PROBLEM REQUIREMENTS -
Extract the text of every entry below exactly; leave images out.

— Start of MATERIAL TO PROCESS —

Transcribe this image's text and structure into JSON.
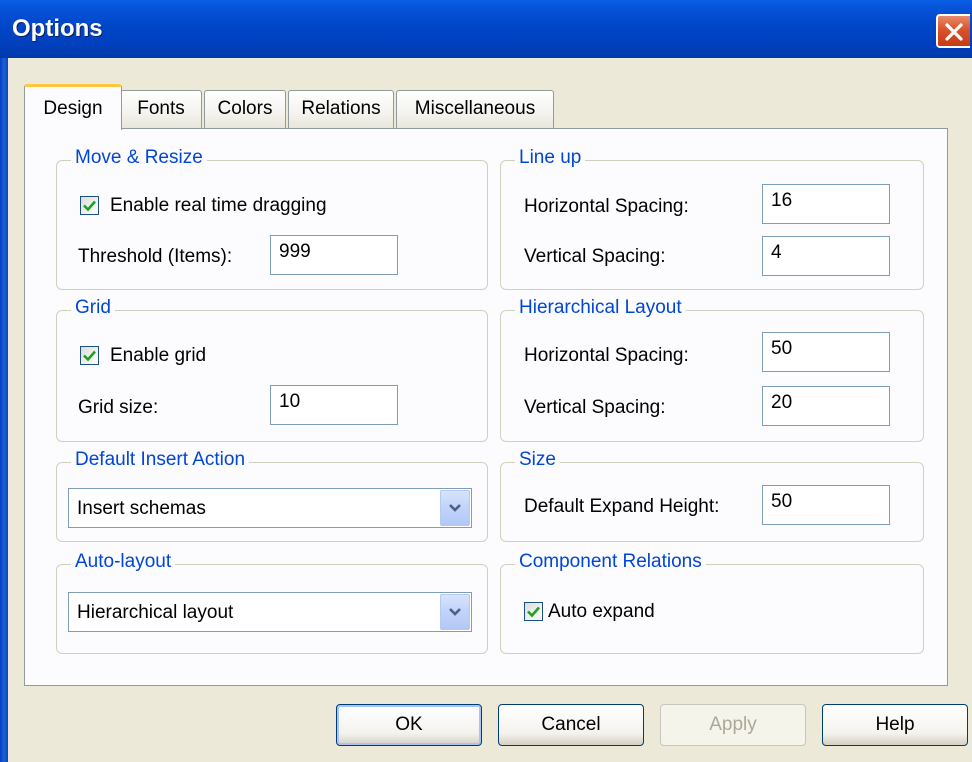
{
  "window": {
    "title": "Options"
  },
  "tabs": [
    {
      "label": "Design",
      "active": true
    },
    {
      "label": "Fonts",
      "active": false
    },
    {
      "label": "Colors",
      "active": false
    },
    {
      "label": "Relations",
      "active": false
    },
    {
      "label": "Miscellaneous",
      "active": false
    }
  ],
  "move_resize": {
    "title": "Move & Resize",
    "enable_dragging_label": "Enable real time dragging",
    "enable_dragging_checked": true,
    "threshold_label": "Threshold (Items):",
    "threshold_value": "999"
  },
  "grid": {
    "title": "Grid",
    "enable_grid_label": "Enable grid",
    "enable_grid_checked": true,
    "grid_size_label": "Grid size:",
    "grid_size_value": "10"
  },
  "default_insert": {
    "title": "Default Insert Action",
    "selected": "Insert schemas"
  },
  "auto_layout": {
    "title": "Auto-layout",
    "selected": "Hierarchical layout"
  },
  "line_up": {
    "title": "Line up",
    "h_label": "Horizontal Spacing:",
    "h_value": "16",
    "v_label": "Vertical Spacing:",
    "v_value": "4"
  },
  "hierarchical": {
    "title": "Hierarchical Layout",
    "h_label": "Horizontal Spacing:",
    "h_value": "50",
    "v_label": "Vertical Spacing:",
    "v_value": "20"
  },
  "size": {
    "title": "Size",
    "expand_label": "Default Expand Height:",
    "expand_value": "50"
  },
  "component_relations": {
    "title": "Component Relations",
    "auto_expand_label": "Auto expand",
    "auto_expand_checked": true
  },
  "buttons": {
    "ok": "OK",
    "cancel": "Cancel",
    "apply": "Apply",
    "help": "Help"
  },
  "colors": {
    "titlebar": "#0046c8",
    "group_title": "#0046d5",
    "dialog_bg": "#ece9d8",
    "check_mark": "#21a121"
  }
}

— End of MATERIAL TO PROCESS —

ANSWER TO THE TASK -
Transcribe this image's text and structure into JSON.
{
  "window": {
    "title": "Options"
  },
  "tabs": [
    {
      "label": "Design",
      "active": true
    },
    {
      "label": "Fonts",
      "active": false
    },
    {
      "label": "Colors",
      "active": false
    },
    {
      "label": "Relations",
      "active": false
    },
    {
      "label": "Miscellaneous",
      "active": false
    }
  ],
  "move_resize": {
    "title": "Move & Resize",
    "enable_dragging_label": "Enable real time dragging",
    "enable_dragging_checked": true,
    "threshold_label": "Threshold (Items):",
    "threshold_value": "999"
  },
  "grid": {
    "title": "Grid",
    "enable_grid_label": "Enable grid",
    "enable_grid_checked": true,
    "grid_size_label": "Grid size:",
    "grid_size_value": "10"
  },
  "default_insert": {
    "title": "Default Insert Action",
    "selected": "Insert schemas"
  },
  "auto_layout": {
    "title": "Auto-layout",
    "selected": "Hierarchical layout"
  },
  "line_up": {
    "title": "Line up",
    "h_label": "Horizontal Spacing:",
    "h_value": "16",
    "v_label": "Vertical Spacing:",
    "v_value": "4"
  },
  "hierarchical": {
    "title": "Hierarchical Layout",
    "h_label": "Horizontal Spacing:",
    "h_value": "50",
    "v_label": "Vertical Spacing:",
    "v_value": "20"
  },
  "size": {
    "title": "Size",
    "expand_label": "Default Expand Height:",
    "expand_value": "50"
  },
  "component_relations": {
    "title": "Component Relations",
    "auto_expand_label": "Auto expand",
    "auto_expand_checked": true
  },
  "buttons": {
    "ok": "OK",
    "cancel": "Cancel",
    "apply": "Apply",
    "help": "Help"
  },
  "colors": {
    "titlebar": "#0046c8",
    "group_title": "#0046d5",
    "dialog_bg": "#ece9d8",
    "check_mark": "#21a121"
  }
}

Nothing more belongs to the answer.